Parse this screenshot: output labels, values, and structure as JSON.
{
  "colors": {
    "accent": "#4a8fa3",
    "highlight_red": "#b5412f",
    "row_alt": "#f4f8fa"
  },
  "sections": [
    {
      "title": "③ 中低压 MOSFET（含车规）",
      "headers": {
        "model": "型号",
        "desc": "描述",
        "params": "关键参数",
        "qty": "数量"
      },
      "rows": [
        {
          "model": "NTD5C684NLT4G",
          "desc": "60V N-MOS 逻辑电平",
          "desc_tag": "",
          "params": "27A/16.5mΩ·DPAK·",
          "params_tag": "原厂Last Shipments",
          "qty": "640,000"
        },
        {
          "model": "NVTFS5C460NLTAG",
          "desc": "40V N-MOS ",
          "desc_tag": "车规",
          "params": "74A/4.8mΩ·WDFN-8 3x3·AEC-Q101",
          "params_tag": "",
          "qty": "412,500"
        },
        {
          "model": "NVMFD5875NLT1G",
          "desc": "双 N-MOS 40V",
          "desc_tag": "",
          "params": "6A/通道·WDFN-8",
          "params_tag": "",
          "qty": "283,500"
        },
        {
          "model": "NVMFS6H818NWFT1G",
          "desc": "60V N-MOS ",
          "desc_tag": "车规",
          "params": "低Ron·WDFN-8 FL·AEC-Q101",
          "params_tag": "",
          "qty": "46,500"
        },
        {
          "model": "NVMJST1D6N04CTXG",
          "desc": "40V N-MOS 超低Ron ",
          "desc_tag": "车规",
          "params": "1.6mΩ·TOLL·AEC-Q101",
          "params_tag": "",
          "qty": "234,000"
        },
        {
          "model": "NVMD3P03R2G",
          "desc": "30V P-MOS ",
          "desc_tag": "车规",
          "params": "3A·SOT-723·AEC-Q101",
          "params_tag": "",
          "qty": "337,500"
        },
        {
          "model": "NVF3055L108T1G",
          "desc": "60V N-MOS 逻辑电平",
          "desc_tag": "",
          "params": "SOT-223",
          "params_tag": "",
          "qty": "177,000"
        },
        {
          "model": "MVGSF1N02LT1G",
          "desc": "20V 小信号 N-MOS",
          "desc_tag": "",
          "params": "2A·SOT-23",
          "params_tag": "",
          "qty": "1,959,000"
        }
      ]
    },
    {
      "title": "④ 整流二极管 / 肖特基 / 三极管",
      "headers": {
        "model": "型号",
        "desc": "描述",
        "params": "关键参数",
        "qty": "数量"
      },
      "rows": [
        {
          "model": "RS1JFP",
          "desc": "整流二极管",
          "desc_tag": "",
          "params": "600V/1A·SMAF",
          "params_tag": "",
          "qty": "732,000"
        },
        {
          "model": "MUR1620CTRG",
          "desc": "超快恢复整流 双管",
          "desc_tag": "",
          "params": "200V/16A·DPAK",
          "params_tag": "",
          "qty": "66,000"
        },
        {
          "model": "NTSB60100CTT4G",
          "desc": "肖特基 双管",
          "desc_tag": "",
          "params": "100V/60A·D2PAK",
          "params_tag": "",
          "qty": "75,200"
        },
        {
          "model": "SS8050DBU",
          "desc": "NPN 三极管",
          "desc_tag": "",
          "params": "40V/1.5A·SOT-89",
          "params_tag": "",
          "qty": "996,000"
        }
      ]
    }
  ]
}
• • • • • • •
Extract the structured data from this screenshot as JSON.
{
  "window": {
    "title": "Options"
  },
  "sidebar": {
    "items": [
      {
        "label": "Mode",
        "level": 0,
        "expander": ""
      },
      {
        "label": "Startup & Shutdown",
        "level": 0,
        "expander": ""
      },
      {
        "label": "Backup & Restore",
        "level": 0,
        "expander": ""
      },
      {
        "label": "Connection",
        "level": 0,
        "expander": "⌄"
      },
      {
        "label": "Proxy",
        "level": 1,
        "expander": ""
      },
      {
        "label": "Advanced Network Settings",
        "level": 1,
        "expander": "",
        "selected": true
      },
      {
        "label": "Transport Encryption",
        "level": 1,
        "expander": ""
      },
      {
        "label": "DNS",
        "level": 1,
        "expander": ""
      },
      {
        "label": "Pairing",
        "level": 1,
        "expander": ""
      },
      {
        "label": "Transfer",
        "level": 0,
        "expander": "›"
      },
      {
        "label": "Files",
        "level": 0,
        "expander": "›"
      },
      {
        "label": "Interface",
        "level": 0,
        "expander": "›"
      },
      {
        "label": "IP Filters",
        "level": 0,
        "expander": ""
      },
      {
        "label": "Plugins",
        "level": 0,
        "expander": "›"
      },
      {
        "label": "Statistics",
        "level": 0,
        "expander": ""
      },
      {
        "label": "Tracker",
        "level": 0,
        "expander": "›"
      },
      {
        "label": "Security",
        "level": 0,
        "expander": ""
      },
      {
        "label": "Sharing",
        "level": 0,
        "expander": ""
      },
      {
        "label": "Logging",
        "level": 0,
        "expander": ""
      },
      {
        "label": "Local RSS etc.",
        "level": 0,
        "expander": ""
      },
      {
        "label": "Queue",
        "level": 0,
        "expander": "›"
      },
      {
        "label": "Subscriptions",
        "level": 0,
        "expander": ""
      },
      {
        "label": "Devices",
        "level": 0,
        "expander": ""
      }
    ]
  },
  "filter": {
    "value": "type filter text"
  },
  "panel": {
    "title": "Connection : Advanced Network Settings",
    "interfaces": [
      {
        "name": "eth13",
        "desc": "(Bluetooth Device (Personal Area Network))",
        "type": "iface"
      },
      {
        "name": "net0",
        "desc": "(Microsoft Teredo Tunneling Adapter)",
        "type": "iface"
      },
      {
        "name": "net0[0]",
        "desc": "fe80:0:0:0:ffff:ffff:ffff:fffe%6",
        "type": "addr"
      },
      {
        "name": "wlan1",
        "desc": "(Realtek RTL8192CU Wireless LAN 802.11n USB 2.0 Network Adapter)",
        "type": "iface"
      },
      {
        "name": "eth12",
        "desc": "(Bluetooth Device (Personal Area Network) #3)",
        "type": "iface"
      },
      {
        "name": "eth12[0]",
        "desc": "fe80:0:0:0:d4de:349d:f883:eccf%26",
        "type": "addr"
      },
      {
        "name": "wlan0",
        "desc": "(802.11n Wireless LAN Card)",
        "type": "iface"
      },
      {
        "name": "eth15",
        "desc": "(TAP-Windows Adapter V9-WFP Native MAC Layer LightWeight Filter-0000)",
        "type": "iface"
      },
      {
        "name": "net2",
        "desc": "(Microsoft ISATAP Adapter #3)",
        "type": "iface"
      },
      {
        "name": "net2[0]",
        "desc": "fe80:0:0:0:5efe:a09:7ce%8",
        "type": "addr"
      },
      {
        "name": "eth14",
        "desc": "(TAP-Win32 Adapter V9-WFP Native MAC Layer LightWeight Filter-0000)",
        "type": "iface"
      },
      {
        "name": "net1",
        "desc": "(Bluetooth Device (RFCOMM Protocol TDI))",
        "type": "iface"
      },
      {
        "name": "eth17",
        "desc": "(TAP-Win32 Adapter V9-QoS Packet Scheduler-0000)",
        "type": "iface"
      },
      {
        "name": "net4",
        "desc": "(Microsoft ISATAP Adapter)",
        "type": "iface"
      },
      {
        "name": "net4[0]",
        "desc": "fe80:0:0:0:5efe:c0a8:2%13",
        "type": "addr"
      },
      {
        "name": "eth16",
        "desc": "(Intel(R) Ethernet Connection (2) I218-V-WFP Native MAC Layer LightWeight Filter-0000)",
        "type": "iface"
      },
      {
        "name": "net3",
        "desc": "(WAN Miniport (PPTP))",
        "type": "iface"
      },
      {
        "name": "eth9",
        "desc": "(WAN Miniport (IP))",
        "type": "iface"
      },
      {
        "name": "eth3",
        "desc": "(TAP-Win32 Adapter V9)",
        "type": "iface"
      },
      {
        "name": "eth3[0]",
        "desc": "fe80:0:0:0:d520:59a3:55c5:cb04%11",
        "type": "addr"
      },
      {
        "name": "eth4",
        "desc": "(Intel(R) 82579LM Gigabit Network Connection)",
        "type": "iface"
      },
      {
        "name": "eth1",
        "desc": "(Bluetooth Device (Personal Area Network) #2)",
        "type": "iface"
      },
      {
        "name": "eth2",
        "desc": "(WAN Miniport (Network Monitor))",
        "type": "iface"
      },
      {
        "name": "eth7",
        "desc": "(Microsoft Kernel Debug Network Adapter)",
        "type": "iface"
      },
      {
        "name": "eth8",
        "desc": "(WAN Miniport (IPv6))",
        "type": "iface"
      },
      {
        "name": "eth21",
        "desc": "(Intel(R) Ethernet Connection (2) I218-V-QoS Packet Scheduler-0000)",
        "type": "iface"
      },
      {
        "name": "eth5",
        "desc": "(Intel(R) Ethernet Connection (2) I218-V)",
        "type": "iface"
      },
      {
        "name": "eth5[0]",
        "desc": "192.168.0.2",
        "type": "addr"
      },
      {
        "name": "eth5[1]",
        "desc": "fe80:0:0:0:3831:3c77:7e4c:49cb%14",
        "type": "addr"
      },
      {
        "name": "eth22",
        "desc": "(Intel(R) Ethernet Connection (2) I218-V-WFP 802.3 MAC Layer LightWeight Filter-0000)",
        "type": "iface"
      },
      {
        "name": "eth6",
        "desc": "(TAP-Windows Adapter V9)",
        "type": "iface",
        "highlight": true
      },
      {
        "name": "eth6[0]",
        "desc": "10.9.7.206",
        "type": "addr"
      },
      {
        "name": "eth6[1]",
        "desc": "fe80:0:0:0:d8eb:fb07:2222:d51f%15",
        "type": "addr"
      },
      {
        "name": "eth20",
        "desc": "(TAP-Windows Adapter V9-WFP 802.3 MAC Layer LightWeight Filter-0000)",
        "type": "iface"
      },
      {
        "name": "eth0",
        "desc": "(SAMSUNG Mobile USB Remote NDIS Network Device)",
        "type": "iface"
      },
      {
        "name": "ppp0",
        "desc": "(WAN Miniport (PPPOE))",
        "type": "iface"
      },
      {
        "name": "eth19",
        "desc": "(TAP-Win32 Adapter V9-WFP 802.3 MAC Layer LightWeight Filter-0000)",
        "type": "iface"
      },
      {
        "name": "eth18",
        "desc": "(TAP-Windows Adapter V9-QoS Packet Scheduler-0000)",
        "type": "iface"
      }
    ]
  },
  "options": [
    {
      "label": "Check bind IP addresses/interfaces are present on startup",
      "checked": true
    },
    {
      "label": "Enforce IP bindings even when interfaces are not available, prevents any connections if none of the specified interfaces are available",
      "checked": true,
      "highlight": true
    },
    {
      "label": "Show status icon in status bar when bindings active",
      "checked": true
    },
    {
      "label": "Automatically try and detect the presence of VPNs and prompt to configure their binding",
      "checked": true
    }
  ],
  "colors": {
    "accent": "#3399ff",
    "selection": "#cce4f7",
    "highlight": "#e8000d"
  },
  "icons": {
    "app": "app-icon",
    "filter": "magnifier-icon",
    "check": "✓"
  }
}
• • • • • • •
#### AIM OF THE TASK:
Give the count of lines in the data shown above that contain "Network", and nothing else.

#### FULL ANSWER:
10